---- DATA FOR THIS TASK

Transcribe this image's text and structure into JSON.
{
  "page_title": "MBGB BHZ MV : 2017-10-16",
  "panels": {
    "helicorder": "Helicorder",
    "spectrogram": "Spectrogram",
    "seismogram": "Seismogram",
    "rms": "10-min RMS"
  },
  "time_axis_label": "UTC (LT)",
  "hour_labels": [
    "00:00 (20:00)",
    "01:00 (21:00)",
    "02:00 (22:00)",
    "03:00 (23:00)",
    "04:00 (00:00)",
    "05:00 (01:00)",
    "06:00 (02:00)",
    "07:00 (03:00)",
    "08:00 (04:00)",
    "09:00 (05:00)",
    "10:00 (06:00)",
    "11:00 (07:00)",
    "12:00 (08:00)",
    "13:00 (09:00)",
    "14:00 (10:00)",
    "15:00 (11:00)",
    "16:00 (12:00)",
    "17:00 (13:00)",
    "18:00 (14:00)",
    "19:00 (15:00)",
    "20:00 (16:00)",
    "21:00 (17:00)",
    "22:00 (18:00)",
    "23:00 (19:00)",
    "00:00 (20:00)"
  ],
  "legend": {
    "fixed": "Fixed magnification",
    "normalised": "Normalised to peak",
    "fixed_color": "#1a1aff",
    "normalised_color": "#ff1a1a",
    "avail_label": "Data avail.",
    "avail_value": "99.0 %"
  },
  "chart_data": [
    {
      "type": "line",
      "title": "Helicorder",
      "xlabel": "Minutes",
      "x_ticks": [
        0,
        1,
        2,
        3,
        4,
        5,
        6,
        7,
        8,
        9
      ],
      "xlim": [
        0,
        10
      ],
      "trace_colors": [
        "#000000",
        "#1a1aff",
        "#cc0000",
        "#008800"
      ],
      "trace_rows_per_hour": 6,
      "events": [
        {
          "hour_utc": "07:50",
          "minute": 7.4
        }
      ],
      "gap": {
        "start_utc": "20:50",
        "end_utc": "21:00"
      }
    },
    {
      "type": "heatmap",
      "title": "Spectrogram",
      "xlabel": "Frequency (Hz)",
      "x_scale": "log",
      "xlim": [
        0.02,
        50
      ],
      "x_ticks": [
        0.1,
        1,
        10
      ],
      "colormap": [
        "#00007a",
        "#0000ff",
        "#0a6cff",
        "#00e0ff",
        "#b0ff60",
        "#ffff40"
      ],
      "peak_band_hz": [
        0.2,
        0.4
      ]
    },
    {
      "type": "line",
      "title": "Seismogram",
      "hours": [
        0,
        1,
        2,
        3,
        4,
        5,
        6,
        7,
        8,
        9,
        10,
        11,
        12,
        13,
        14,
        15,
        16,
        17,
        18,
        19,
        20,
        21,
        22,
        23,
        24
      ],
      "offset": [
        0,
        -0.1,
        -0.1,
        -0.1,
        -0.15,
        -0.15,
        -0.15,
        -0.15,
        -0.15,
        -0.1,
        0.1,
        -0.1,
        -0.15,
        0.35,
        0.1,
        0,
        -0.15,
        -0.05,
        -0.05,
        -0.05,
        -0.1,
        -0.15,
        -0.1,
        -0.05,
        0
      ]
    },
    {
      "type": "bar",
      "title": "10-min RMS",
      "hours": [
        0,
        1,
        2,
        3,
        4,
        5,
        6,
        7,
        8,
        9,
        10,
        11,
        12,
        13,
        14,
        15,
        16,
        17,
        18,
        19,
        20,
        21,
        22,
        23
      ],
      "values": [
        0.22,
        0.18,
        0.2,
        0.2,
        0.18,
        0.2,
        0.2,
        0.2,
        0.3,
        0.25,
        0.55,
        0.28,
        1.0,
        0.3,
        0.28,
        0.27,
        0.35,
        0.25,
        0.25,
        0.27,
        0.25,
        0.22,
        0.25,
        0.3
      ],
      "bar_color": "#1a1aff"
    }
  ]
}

--------

▸ TASK PROMPT: Above are the records; copy all of them exactly.

▸ SOLUTION TO THE EXERCISE:
Transcribe this image's text and structure into JSON.
{
  "page_title": "MBGB BHZ MV : 2017-10-16",
  "panels": {
    "helicorder": "Helicorder",
    "spectrogram": "Spectrogram",
    "seismogram": "Seismogram",
    "rms": "10-min RMS"
  },
  "time_axis_label": "UTC (LT)",
  "hour_labels": [
    "00:00 (20:00)",
    "01:00 (21:00)",
    "02:00 (22:00)",
    "03:00 (23:00)",
    "04:00 (00:00)",
    "05:00 (01:00)",
    "06:00 (02:00)",
    "07:00 (03:00)",
    "08:00 (04:00)",
    "09:00 (05:00)",
    "10:00 (06:00)",
    "11:00 (07:00)",
    "12:00 (08:00)",
    "13:00 (09:00)",
    "14:00 (10:00)",
    "15:00 (11:00)",
    "16:00 (12:00)",
    "17:00 (13:00)",
    "18:00 (14:00)",
    "19:00 (15:00)",
    "20:00 (16:00)",
    "21:00 (17:00)",
    "22:00 (18:00)",
    "23:00 (19:00)",
    "00:00 (20:00)"
  ],
  "legend": {
    "fixed": "Fixed magnification",
    "normalised": "Normalised to peak",
    "fixed_color": "#1a1aff",
    "normalised_color": "#ff1a1a",
    "avail_label": "Data avail.",
    "avail_value": "99.0 %"
  },
  "chart_data": [
    {
      "type": "line",
      "title": "Helicorder",
      "xlabel": "Minutes",
      "x_ticks": [
        0,
        1,
        2,
        3,
        4,
        5,
        6,
        7,
        8,
        9
      ],
      "xlim": [
        0,
        10
      ],
      "trace_colors": [
        "#000000",
        "#1a1aff",
        "#cc0000",
        "#008800"
      ],
      "trace_rows_per_hour": 6,
      "events": [
        {
          "hour_utc": "07:50",
          "minute": 7.4
        }
      ],
      "gap": {
        "start_utc": "20:50",
        "end_utc": "21:00"
      }
    },
    {
      "type": "heatmap",
      "title": "Spectrogram",
      "xlabel": "Frequency (Hz)",
      "x_scale": "log",
      "xlim": [
        0.02,
        50
      ],
      "x_ticks": [
        0.1,
        1,
        10
      ],
      "colormap": [
        "#00007a",
        "#0000ff",
        "#0a6cff",
        "#00e0ff",
        "#b0ff60",
        "#ffff40"
      ],
      "peak_band_hz": [
        0.2,
        0.4
      ]
    },
    {
      "type": "line",
      "title": "Seismogram",
      "hours": [
        0,
        1,
        2,
        3,
        4,
        5,
        6,
        7,
        8,
        9,
        10,
        11,
        12,
        13,
        14,
        15,
        16,
        17,
        18,
        19,
        20,
        21,
        22,
        23,
        24
      ],
      "offset": [
        0,
        -0.1,
        -0.1,
        -0.1,
        -0.15,
        -0.15,
        -0.15,
        -0.15,
        -0.15,
        -0.1,
        0.1,
        -0.1,
        -0.15,
        0.35,
        0.1,
        0,
        -0.15,
        -0.05,
        -0.05,
        -0.05,
        -0.1,
        -0.15,
        -0.1,
        -0.05,
        0
      ]
    },
    {
      "type": "bar",
      "title": "10-min RMS",
      "hours": [
        0,
        1,
        2,
        3,
        4,
        5,
        6,
        7,
        8,
        9,
        10,
        11,
        12,
        13,
        14,
        15,
        16,
        17,
        18,
        19,
        20,
        21,
        22,
        23
      ],
      "values": [
        0.22,
        0.18,
        0.2,
        0.2,
        0.18,
        0.2,
        0.2,
        0.2,
        0.3,
        0.25,
        0.55,
        0.28,
        1.0,
        0.3,
        0.28,
        0.27,
        0.35,
        0.25,
        0.25,
        0.27,
        0.25,
        0.22,
        0.25,
        0.3
      ],
      "bar_color": "#1a1aff"
    }
  ]
}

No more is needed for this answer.